>> Start Available data

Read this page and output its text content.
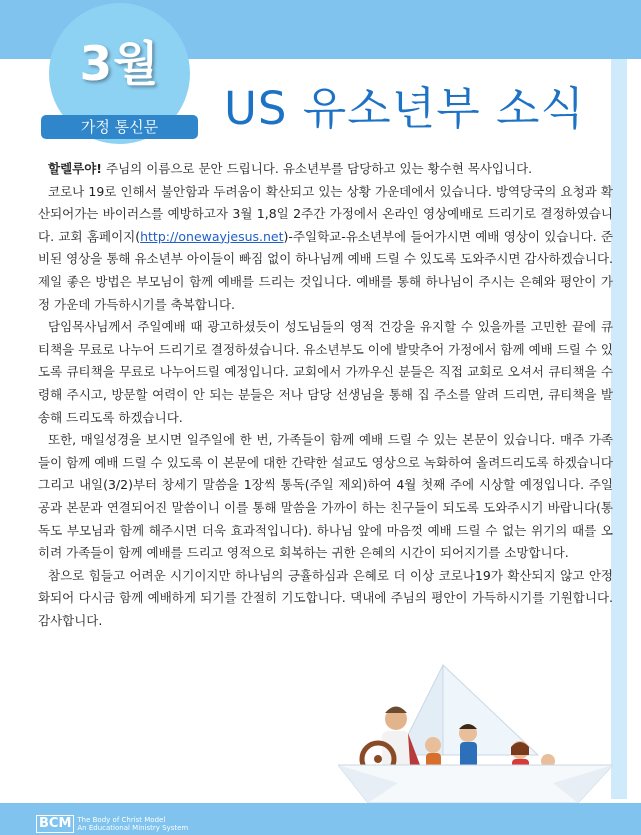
3월
가정 통신문	US 유소년부 소식

할렐루야! 주님의 이름으로 문안 드립니다. 유소년부를 담당하고 있는 황수현 목사입니다.

코로나 19로 인해서 불안함과 두려움이 확산되고 있는 상황 가운데에서 있습니다. 방역당국의 요청과 확산되어가는 바이러스를 예방하고자 3월 1,8일 2주간 가정에서 온라인 영상예배로 드리기로 결정하였습니다. 교회 홈페이지(http://onewayjesus.net)-주일학교-유소년부에 들어가시면 예배 영상이 있습니다. 준비된 영상을 통해 유소년부 아이들이 빠짐 없이 하나님께 예배 드릴 수 있도록 도와주시면 감사하겠습니다. 제일 좋은 방법은 부모님이 함께 예배를 드리는 것입니다. 예배를 통해 하나님이 주시는 은혜와 평안이 가정 가운데 가득하시기를 축복합니다.

담임목사님께서 주일예배 때 광고하셨듯이 성도님들의 영적 건강을 유지할 수 있을까를 고민한 끝에 큐티책을 무료로 나누어 드리기로 결정하셨습니다. 유소년부도 이에 발맞추어 가정에서 함께 예배 드릴 수 있도록 큐티책을 무료로 나누어드릴 예정입니다. 교회에서 가까우신 분들은 직접 교회로 오셔서 큐티책을 수령해 주시고, 방문할 여력이 안 되는 분들은 저나 담당 선생님을 통해 집 주소를 알려 드리면, 큐티책을 발송해 드리도록 하겠습니다.

또한, 매일성경을 보시면 일주일에 한 번, 가족들이 함께 예배 드릴 수 있는 본문이 있습니다. 매주 가족들이 함께 예배 드릴 수 있도록 이 본문에 대한 간략한 설교도 영상으로 녹화하여 올려드리도록 하겠습니다그리고 내일(3/2)부터 창세기 말씀을 1장씩 통독(주일 제외)하여 4월 첫째 주에 시상할 예정입니다. 주일 공과 본문과 연결되어진 말씀이니 이를 통해 말씀을 가까이 하는 친구들이 되도록 도와주시기 바랍니다(통독도 부모님과 함께 해주시면 더욱 효과적입니다). 하나님 앞에 마음껏 예배 드릴 수 없는 위기의 때를 오히려 가족들이 함께 예배를 드리고 영적으로 회복하는 귀한 은혜의 시간이 되어지기를 소망합니다.

참으로 힘들고 어려운 시기이지만 하나님의 긍휼하심과 은혜로 더 이상 코로나19가 확산되지 않고 안정화되어 다시금 함께 예배하게 되기를 간절히 기도합니다. 댁내에 주님의 평안이 가득하시기를 기원합니다. 감사합니다.

BCM The Body of Christ Model
An Educational Ministry System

>> End Available data

- **Problem to work on**: Quote the material in full and exactly; do not carry over its pictures.

- **Answer to this exercise**:
Read this page and output its text content.
3월
가정 통신문	US 유소년부 소식

할렐루야! 주님의 이름으로 문안 드립니다. 유소년부를 담당하고 있는 황수현 목사입니다.

코로나 19로 인해서 불안함과 두려움이 확산되고 있는 상황 가운데에서 있습니다. 방역당국의 요청과 확산되어가는 바이러스를 예방하고자 3월 1,8일 2주간 가정에서 온라인 영상예배로 드리기로 결정하였습니다. 교회 홈페이지(http://onewayjesus.net)-주일학교-유소년부에 들어가시면 예배 영상이 있습니다. 준비된 영상을 통해 유소년부 아이들이 빠짐 없이 하나님께 예배 드릴 수 있도록 도와주시면 감사하겠습니다. 제일 좋은 방법은 부모님이 함께 예배를 드리는 것입니다. 예배를 통해 하나님이 주시는 은혜와 평안이 가정 가운데 가득하시기를 축복합니다.

담임목사님께서 주일예배 때 광고하셨듯이 성도님들의 영적 건강을 유지할 수 있을까를 고민한 끝에 큐티책을 무료로 나누어 드리기로 결정하셨습니다. 유소년부도 이에 발맞추어 가정에서 함께 예배 드릴 수 있도록 큐티책을 무료로 나누어드릴 예정입니다. 교회에서 가까우신 분들은 직접 교회로 오셔서 큐티책을 수령해 주시고, 방문할 여력이 안 되는 분들은 저나 담당 선생님을 통해 집 주소를 알려 드리면, 큐티책을 발송해 드리도록 하겠습니다.

또한, 매일성경을 보시면 일주일에 한 번, 가족들이 함께 예배 드릴 수 있는 본문이 있습니다. 매주 가족들이 함께 예배 드릴 수 있도록 이 본문에 대한 간략한 설교도 영상으로 녹화하여 올려드리도록 하겠습니다그리고 내일(3/2)부터 창세기 말씀을 1장씩 통독(주일 제외)하여 4월 첫째 주에 시상할 예정입니다. 주일 공과 본문과 연결되어진 말씀이니 이를 통해 말씀을 가까이 하는 친구들이 되도록 도와주시기 바랍니다(통독도 부모님과 함께 해주시면 더욱 효과적입니다). 하나님 앞에 마음껏 예배 드릴 수 없는 위기의 때를 오히려 가족들이 함께 예배를 드리고 영적으로 회복하는 귀한 은혜의 시간이 되어지기를 소망합니다.

참으로 힘들고 어려운 시기이지만 하나님의 긍휼하심과 은혜로 더 이상 코로나19가 확산되지 않고 안정화되어 다시금 함께 예배하게 되기를 간절히 기도합니다. 댁내에 주님의 평안이 가득하시기를 기원합니다. 감사합니다.

BCM The Body of Christ Model
An Educational Ministry System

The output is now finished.